SESSION TYPE: Original Investigation Poster

PRESENTED ON: Wednesday, October 29, 2014 at 01:30 PM - 02:30 PM

PURPOSE: Intensive care staffing patterns are variable. The value of High intensity ICU staffing (HIIS) vs. low intensity ICU staffing (LIIS) remains in equipoise. While some studies demonstrate an association between staffing intensity and patient outcomes (i.e. mortality and length of stay), various clinical scenarios may confound the impact of staffing. Our study seeks to evaluate the impact of HIIS on patient outcomes in a “semi-closed” medical ICU.

METHODS: We conducted a prospective observational cohort study analyzing consecutive admissions to the University of Nevada School of Medicine medical ICU (MICU) teaching service at University Medical Center in Las Vegas, NV between 2/1/13 and 3/1/14. Subjects were stratified by attending coverage model with identical resident coverage. HIIS was defined as having 2 critical-care-trained attending physicians present in-hospital for 14 or more hours per day. LIIS was defines as having 1 critical care trained physician present for less than 10 hours per day. Demographic, clinical, and outcome data was collected and analyzed using Chi2, ANOVA, and descriptive statistics where appropriate.

▶ _EXERCISE BRIEF_:
In the poster abstract on ICU staffing, how was high intensity ICU staffing defined? The lines that come after this sentence have no role in this exercise.

▶ _MATERIAL SHOWN_:
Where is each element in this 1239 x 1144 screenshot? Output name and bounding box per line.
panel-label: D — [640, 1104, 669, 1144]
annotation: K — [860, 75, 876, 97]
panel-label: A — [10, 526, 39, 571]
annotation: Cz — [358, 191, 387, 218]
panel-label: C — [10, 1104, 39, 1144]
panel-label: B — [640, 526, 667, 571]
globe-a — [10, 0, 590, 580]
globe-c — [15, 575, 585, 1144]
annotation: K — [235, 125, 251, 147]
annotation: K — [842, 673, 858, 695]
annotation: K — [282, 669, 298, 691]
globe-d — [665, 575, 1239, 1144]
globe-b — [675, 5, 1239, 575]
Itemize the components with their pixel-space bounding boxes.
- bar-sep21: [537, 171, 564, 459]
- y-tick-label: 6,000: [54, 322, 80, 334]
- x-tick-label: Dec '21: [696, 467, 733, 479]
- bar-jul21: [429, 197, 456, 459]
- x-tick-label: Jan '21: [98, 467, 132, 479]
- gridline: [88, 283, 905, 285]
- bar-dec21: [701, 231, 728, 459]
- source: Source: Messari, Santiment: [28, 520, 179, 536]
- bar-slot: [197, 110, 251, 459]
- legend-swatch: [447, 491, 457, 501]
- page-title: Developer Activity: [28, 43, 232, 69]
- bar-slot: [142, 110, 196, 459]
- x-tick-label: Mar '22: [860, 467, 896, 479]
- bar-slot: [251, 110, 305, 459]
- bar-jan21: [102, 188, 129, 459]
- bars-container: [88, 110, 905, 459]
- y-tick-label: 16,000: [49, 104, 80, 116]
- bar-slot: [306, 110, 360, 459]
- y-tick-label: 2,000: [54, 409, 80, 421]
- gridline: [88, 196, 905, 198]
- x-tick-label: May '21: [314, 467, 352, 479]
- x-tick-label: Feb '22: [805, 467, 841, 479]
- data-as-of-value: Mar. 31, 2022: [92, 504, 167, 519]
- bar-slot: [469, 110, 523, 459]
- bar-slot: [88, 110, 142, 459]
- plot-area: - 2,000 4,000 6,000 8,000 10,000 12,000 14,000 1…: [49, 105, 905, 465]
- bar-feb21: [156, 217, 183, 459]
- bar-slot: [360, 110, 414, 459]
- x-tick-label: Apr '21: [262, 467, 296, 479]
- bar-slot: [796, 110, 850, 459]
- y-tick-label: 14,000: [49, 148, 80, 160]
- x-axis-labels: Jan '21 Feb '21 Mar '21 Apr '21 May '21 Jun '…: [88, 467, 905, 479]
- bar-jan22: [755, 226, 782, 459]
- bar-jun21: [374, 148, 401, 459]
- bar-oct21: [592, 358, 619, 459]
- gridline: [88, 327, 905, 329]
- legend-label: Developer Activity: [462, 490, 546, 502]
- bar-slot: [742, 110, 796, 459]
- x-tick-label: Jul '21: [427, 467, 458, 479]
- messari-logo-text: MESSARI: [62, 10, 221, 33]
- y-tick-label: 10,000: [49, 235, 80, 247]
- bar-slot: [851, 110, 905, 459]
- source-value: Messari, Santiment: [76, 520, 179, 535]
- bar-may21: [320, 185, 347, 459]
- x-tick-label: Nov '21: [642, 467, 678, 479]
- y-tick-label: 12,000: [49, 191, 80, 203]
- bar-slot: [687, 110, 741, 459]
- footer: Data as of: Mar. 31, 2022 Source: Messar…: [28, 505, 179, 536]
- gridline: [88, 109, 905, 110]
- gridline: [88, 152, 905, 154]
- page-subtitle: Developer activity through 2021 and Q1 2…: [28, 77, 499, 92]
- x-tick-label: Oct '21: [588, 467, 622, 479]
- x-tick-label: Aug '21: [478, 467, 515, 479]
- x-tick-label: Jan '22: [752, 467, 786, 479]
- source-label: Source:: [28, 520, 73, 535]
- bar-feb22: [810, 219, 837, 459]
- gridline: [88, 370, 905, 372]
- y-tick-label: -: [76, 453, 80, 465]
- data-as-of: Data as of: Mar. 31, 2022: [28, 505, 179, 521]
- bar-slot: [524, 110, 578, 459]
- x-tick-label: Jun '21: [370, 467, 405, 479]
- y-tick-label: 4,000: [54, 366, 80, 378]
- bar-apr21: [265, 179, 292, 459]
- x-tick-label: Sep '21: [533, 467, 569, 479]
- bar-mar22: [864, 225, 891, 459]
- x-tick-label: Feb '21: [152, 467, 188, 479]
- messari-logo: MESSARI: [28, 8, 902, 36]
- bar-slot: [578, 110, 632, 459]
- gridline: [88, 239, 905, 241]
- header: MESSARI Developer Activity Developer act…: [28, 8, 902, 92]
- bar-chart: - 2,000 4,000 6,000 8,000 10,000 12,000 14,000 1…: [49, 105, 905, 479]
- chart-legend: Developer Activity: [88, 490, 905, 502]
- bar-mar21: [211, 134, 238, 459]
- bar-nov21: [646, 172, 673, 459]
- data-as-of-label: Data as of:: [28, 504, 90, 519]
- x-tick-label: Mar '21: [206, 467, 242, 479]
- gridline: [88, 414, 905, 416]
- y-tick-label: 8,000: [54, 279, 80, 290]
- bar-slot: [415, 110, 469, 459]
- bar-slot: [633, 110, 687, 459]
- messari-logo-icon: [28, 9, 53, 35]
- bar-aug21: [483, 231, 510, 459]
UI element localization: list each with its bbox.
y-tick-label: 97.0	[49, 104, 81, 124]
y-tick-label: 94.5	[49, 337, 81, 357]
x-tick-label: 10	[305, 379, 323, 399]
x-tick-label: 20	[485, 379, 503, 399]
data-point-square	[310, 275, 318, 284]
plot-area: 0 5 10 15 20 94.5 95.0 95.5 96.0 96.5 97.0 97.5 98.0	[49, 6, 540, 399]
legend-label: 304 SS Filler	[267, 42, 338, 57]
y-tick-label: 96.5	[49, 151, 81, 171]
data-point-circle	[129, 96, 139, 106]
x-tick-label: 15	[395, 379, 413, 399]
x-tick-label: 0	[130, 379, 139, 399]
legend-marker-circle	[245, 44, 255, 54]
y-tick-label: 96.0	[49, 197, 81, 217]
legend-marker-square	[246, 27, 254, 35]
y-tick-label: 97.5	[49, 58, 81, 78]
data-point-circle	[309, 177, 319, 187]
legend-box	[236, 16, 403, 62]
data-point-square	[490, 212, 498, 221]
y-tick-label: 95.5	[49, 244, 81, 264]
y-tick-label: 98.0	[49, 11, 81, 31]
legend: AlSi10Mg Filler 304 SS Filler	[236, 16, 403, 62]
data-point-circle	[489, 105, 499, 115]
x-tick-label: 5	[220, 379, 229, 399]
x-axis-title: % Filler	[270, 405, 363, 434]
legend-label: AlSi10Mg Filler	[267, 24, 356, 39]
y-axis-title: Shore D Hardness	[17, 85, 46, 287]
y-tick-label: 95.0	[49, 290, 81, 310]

▶ _OUTPUT_:
It was defined as having two critical-care-trained attending physicians present in-hospital for 14 or more hours per day.